Some rows
"""
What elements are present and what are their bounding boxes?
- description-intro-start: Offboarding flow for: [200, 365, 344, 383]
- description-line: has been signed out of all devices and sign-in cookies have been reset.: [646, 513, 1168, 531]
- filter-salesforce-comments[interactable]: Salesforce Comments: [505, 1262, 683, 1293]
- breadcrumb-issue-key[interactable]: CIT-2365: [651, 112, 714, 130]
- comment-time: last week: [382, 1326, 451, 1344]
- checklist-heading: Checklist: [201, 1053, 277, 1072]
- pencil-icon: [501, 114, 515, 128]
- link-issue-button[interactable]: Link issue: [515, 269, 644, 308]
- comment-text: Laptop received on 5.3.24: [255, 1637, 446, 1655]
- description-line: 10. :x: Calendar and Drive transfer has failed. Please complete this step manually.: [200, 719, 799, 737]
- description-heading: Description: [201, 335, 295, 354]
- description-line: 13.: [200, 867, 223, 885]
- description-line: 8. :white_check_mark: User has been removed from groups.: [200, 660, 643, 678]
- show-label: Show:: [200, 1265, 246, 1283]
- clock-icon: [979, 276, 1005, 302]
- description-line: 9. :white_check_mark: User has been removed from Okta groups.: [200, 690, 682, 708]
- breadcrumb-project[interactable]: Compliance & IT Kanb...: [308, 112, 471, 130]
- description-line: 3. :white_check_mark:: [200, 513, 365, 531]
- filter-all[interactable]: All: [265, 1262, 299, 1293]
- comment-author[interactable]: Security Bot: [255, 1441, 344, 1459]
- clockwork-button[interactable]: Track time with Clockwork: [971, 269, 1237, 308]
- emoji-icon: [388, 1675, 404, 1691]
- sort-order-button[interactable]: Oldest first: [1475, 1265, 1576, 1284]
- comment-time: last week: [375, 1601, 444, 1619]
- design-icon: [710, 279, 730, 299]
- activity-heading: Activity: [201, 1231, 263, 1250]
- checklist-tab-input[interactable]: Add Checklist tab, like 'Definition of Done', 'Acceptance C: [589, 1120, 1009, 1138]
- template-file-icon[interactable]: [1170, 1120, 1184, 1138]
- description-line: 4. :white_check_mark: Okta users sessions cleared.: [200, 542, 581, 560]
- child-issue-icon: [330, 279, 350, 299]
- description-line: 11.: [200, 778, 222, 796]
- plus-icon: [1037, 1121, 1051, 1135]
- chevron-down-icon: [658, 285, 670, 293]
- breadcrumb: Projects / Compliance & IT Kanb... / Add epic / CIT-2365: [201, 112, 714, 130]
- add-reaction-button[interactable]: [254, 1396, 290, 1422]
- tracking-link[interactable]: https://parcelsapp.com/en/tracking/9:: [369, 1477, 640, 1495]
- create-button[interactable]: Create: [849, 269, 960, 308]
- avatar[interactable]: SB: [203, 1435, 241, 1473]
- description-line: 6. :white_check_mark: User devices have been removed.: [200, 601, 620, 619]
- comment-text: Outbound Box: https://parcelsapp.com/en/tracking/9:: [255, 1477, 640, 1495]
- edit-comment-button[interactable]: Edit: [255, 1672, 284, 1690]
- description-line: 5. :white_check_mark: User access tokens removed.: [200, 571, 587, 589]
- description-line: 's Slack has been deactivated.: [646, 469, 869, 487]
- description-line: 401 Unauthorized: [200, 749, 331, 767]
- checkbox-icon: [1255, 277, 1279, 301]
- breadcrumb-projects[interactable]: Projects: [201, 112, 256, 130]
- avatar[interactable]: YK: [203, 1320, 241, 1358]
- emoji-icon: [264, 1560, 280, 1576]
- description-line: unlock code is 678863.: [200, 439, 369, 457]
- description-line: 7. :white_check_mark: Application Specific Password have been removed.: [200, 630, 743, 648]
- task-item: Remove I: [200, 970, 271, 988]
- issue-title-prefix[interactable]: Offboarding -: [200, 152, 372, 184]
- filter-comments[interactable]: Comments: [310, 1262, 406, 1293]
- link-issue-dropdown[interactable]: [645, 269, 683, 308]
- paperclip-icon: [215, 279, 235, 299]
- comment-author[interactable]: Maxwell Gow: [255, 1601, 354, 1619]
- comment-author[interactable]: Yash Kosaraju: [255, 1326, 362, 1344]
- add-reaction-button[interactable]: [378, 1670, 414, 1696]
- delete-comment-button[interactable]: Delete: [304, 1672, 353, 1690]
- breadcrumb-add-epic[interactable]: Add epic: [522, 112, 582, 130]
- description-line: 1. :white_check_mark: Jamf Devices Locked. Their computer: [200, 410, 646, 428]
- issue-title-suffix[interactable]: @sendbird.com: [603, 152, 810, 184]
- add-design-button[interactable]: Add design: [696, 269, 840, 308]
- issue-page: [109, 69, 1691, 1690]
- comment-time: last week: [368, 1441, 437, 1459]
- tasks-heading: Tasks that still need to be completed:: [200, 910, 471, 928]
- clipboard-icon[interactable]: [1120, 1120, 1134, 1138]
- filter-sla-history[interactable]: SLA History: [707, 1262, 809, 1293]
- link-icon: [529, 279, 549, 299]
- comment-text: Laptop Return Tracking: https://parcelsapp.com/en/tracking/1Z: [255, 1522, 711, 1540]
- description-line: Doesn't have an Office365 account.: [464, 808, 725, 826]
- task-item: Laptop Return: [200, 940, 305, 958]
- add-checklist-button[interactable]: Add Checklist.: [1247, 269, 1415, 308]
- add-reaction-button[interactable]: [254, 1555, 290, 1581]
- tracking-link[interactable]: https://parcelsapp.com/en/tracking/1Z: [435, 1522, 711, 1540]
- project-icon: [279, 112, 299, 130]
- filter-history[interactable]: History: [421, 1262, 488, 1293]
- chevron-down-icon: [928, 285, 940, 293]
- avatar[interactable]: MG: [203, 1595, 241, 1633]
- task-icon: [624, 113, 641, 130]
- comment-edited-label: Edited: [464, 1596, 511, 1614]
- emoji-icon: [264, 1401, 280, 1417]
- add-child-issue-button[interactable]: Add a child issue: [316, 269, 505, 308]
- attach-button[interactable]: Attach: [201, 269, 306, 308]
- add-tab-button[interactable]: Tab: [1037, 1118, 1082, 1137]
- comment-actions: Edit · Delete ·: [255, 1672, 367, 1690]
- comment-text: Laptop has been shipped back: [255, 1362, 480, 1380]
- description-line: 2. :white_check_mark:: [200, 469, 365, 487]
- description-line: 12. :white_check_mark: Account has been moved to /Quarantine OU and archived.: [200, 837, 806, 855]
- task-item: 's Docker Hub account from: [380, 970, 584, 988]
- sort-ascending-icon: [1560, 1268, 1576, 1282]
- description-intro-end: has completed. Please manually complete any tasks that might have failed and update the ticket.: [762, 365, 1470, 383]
"""
- **Direction**
Reproduce these rows word for word, every one of them.

- **Answer to the exercise**
What elements are present and what are their bounding boxes?
- description-intro-start: Offboarding flow for: [200, 365, 344, 383]
- description-line: has been signed out of all devices and sign-in cookies have been reset.: [646, 513, 1168, 531]
- filter-salesforce-comments[interactable]: Salesforce Comments: [505, 1262, 683, 1293]
- breadcrumb-issue-key[interactable]: CIT-2365: [651, 112, 714, 130]
- comment-time: last week: [382, 1326, 451, 1344]
- checklist-heading: Checklist: [201, 1053, 277, 1072]
- pencil-icon: [501, 114, 515, 128]
- link-issue-button[interactable]: Link issue: [515, 269, 644, 308]
- comment-text: Laptop received on 5.3.24: [255, 1637, 446, 1655]
- description-line: 10. :x: Calendar and Drive transfer has failed. Please complete this step manually.: [200, 719, 799, 737]
- description-heading: Description: [201, 335, 295, 354]
- description-line: 13.: [200, 867, 223, 885]
- description-line: 8. :white_check_mark: User has been removed from groups.: [200, 660, 643, 678]
- show-label: Show:: [200, 1265, 246, 1283]
- clock-icon: [979, 276, 1005, 302]
- description-line: 9. :white_check_mark: User has been removed from Okta groups.: [200, 690, 682, 708]
- breadcrumb-project[interactable]: Compliance & IT Kanb...: [308, 112, 471, 130]
- description-line: 3. :white_check_mark:: [200, 513, 365, 531]
- filter-all[interactable]: All: [265, 1262, 299, 1293]
- comment-author[interactable]: Security Bot: [255, 1441, 344, 1459]
- clockwork-button[interactable]: Track time with Clockwork: [971, 269, 1237, 308]
- emoji-icon: [388, 1675, 404, 1691]
- sort-order-button[interactable]: Oldest first: [1475, 1265, 1576, 1284]
- comment-time: last week: [375, 1601, 444, 1619]
- design-icon: [710, 279, 730, 299]
- activity-heading: Activity: [201, 1231, 263, 1250]
- checklist-tab-input[interactable]: Add Checklist tab, like 'Definition of Done', 'Acceptance C: [589, 1120, 1009, 1138]
- template-file-icon[interactable]: [1170, 1120, 1184, 1138]
- description-line: 4. :white_check_mark: Okta users sessions cleared.: [200, 542, 581, 560]
- child-issue-icon: [330, 279, 350, 299]
- description-line: 11.: [200, 778, 222, 796]
- plus-icon: [1037, 1121, 1051, 1135]
- chevron-down-icon: [658, 285, 670, 293]
- breadcrumb: Projects / Compliance & IT Kanb... / Add epic / CIT-2365: [201, 112, 714, 130]
- add-reaction-button[interactable]: [254, 1396, 290, 1422]
- tracking-link[interactable]: https://parcelsapp.com/en/tracking/9:: [369, 1477, 640, 1495]
- create-button[interactable]: Create: [849, 269, 960, 308]
- avatar[interactable]: SB: [203, 1435, 241, 1473]
- description-line: 6. :white_check_mark: User devices have been removed.: [200, 601, 620, 619]
- comment-text: Outbound Box: https://parcelsapp.com/en/tracking/9:: [255, 1477, 640, 1495]
- edit-comment-button[interactable]: Edit: [255, 1672, 284, 1690]
- description-line: 5. :white_check_mark: User access tokens removed.: [200, 571, 587, 589]
- description-line: 's Slack has been deactivated.: [646, 469, 869, 487]
- description-line: 401 Unauthorized: [200, 749, 331, 767]
- checkbox-icon: [1255, 277, 1279, 301]
- breadcrumb-projects[interactable]: Projects: [201, 112, 256, 130]
- avatar[interactable]: YK: [203, 1320, 241, 1358]
- emoji-icon: [264, 1560, 280, 1576]
- description-line: unlock code is 678863.: [200, 439, 369, 457]
- description-line: 7. :white_check_mark: Application Specific Password have been removed.: [200, 630, 743, 648]
- task-item: Remove I: [200, 970, 271, 988]
- issue-title-prefix[interactable]: Offboarding -: [200, 152, 372, 184]
- filter-comments[interactable]: Comments: [310, 1262, 406, 1293]
- link-issue-dropdown[interactable]: [645, 269, 683, 308]
- paperclip-icon: [215, 279, 235, 299]
- comment-author[interactable]: Maxwell Gow: [255, 1601, 354, 1619]
- comment-author[interactable]: Yash Kosaraju: [255, 1326, 362, 1344]
- add-reaction-button[interactable]: [378, 1670, 414, 1696]
- delete-comment-button[interactable]: Delete: [304, 1672, 353, 1690]
- breadcrumb-add-epic[interactable]: Add epic: [522, 112, 582, 130]
- description-line: 1. :white_check_mark: Jamf Devices Locked. Their computer: [200, 410, 646, 428]
- issue-title-suffix[interactable]: @sendbird.com: [603, 152, 810, 184]
- add-design-button[interactable]: Add design: [696, 269, 840, 308]
- issue-page: [109, 69, 1691, 1690]
- comment-time: last week: [368, 1441, 437, 1459]
- tasks-heading: Tasks that still need to be completed:: [200, 910, 471, 928]
- clipboard-icon[interactable]: [1120, 1120, 1134, 1138]
- filter-sla-history[interactable]: SLA History: [707, 1262, 809, 1293]
- link-icon: [529, 279, 549, 299]
- comment-text: Laptop Return Tracking: https://parcelsapp.com/en/tracking/1Z: [255, 1522, 711, 1540]
- description-line: Doesn't have an Office365 account.: [464, 808, 725, 826]
- task-item: Laptop Return: [200, 940, 305, 958]
- add-checklist-button[interactable]: Add Checklist.: [1247, 269, 1415, 308]
- add-reaction-button[interactable]: [254, 1555, 290, 1581]
- tracking-link[interactable]: https://parcelsapp.com/en/tracking/1Z: [435, 1522, 711, 1540]
- project-icon: [279, 112, 299, 130]
- filter-history[interactable]: History: [421, 1262, 488, 1293]
- chevron-down-icon: [928, 285, 940, 293]
- avatar[interactable]: MG: [203, 1595, 241, 1633]
- task-icon: [624, 113, 641, 130]
- comment-edited-label: Edited: [464, 1596, 511, 1614]
- emoji-icon: [264, 1401, 280, 1417]
- add-child-issue-button[interactable]: Add a child issue: [316, 269, 505, 308]
- attach-button[interactable]: Attach: [201, 269, 306, 308]
- add-tab-button[interactable]: Tab: [1037, 1118, 1082, 1137]
- comment-actions: Edit · Delete ·: [255, 1672, 367, 1690]
- comment-text: Laptop has been shipped back: [255, 1362, 480, 1380]
- description-line: 2. :white_check_mark:: [200, 469, 365, 487]
- description-line: 12. :white_check_mark: Account has been moved to /Quarantine OU and archived.: [200, 837, 806, 855]
- task-item: 's Docker Hub account from: [380, 970, 584, 988]
- sort-ascending-icon: [1560, 1268, 1576, 1282]
- description-intro-end: has completed. Please manually complete any tasks that might have failed and update the ticket.: [762, 365, 1470, 383]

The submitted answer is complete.